Given request » All of the material below is to be repeated exactly.

Lines of data

(begin)

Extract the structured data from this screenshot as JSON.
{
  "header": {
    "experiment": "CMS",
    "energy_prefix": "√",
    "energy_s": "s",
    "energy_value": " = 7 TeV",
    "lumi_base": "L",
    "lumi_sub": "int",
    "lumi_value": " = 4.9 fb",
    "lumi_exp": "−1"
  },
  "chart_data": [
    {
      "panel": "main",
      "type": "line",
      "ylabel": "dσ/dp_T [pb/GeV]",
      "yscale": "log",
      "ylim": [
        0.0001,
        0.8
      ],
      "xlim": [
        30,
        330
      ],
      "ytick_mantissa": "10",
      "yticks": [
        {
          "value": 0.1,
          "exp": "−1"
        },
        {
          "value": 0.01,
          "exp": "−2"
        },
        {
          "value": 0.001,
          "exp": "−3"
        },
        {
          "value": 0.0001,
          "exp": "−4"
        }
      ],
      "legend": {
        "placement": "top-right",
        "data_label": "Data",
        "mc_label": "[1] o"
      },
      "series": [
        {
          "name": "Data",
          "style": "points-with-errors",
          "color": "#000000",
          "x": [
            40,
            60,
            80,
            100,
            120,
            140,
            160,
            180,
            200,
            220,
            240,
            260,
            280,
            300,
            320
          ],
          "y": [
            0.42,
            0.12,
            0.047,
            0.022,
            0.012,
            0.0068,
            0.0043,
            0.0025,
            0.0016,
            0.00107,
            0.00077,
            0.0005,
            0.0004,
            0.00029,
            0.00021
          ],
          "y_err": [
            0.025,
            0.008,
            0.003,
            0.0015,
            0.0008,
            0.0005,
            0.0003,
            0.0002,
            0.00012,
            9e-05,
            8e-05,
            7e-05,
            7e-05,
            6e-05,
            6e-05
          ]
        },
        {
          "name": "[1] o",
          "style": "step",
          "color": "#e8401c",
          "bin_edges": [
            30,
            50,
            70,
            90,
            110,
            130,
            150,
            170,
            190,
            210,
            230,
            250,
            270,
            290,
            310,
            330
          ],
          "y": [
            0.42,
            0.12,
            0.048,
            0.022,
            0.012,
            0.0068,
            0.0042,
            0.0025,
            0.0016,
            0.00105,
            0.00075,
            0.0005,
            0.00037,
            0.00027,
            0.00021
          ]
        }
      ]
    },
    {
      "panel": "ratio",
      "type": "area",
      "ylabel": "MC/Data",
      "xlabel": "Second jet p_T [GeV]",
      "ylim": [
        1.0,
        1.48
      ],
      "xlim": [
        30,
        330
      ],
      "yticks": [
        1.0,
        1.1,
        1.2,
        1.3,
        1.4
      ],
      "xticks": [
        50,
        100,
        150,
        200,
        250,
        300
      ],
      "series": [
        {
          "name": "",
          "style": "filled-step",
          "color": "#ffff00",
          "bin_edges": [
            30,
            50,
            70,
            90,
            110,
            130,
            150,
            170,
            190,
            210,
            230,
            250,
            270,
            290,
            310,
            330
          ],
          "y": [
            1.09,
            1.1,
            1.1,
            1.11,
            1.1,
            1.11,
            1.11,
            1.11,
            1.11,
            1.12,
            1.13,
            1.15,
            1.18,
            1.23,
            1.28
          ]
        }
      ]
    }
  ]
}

(end)

Expected answer »
Extract the structured data from this screenshot as JSON.
{
  "header": {
    "experiment": "CMS",
    "energy_prefix": "√",
    "energy_s": "s",
    "energy_value": " = 7 TeV",
    "lumi_base": "L",
    "lumi_sub": "int",
    "lumi_value": " = 4.9 fb",
    "lumi_exp": "−1"
  },
  "chart_data": [
    {
      "panel": "main",
      "type": "line",
      "ylabel": "dσ/dp_T [pb/GeV]",
      "yscale": "log",
      "ylim": [
        0.0001,
        0.8
      ],
      "xlim": [
        30,
        330
      ],
      "ytick_mantissa": "10",
      "yticks": [
        {
          "value": 0.1,
          "exp": "−1"
        },
        {
          "value": 0.01,
          "exp": "−2"
        },
        {
          "value": 0.001,
          "exp": "−3"
        },
        {
          "value": 0.0001,
          "exp": "−4"
        }
      ],
      "legend": {
        "placement": "top-right",
        "data_label": "Data",
        "mc_label": "[1] o"
      },
      "series": [
        {
          "name": "Data",
          "style": "points-with-errors",
          "color": "#000000",
          "x": [
            40,
            60,
            80,
            100,
            120,
            140,
            160,
            180,
            200,
            220,
            240,
            260,
            280,
            300,
            320
          ],
          "y": [
            0.42,
            0.12,
            0.047,
            0.022,
            0.012,
            0.0068,
            0.0043,
            0.0025,
            0.0016,
            0.00107,
            0.00077,
            0.0005,
            0.0004,
            0.00029,
            0.00021
          ],
          "y_err": [
            0.025,
            0.008,
            0.003,
            0.0015,
            0.0008,
            0.0005,
            0.0003,
            0.0002,
            0.00012,
            9e-05,
            8e-05,
            7e-05,
            7e-05,
            6e-05,
            6e-05
          ]
        },
        {
          "name": "[1] o",
          "style": "step",
          "color": "#e8401c",
          "bin_edges": [
            30,
            50,
            70,
            90,
            110,
            130,
            150,
            170,
            190,
            210,
            230,
            250,
            270,
            290,
            310,
            330
          ],
          "y": [
            0.42,
            0.12,
            0.048,
            0.022,
            0.012,
            0.0068,
            0.0042,
            0.0025,
            0.0016,
            0.00105,
            0.00075,
            0.0005,
            0.00037,
            0.00027,
            0.00021
          ]
        }
      ]
    },
    {
      "panel": "ratio",
      "type": "area",
      "ylabel": "MC/Data",
      "xlabel": "Second jet p_T [GeV]",
      "ylim": [
        1.0,
        1.48
      ],
      "xlim": [
        30,
        330
      ],
      "yticks": [
        1.0,
        1.1,
        1.2,
        1.3,
        1.4
      ],
      "xticks": [
        50,
        100,
        150,
        200,
        250,
        300
      ],
      "series": [
        {
          "name": "",
          "style": "filled-step",
          "color": "#ffff00",
          "bin_edges": [
            30,
            50,
            70,
            90,
            110,
            130,
            150,
            170,
            190,
            210,
            230,
            250,
            270,
            290,
            310,
            330
          ],
          "y": [
            1.09,
            1.1,
            1.1,
            1.11,
            1.1,
            1.11,
            1.11,
            1.11,
            1.11,
            1.12,
            1.13,
            1.15,
            1.18,
            1.23,
            1.28
          ]
        }
      ]
    }
  ]
}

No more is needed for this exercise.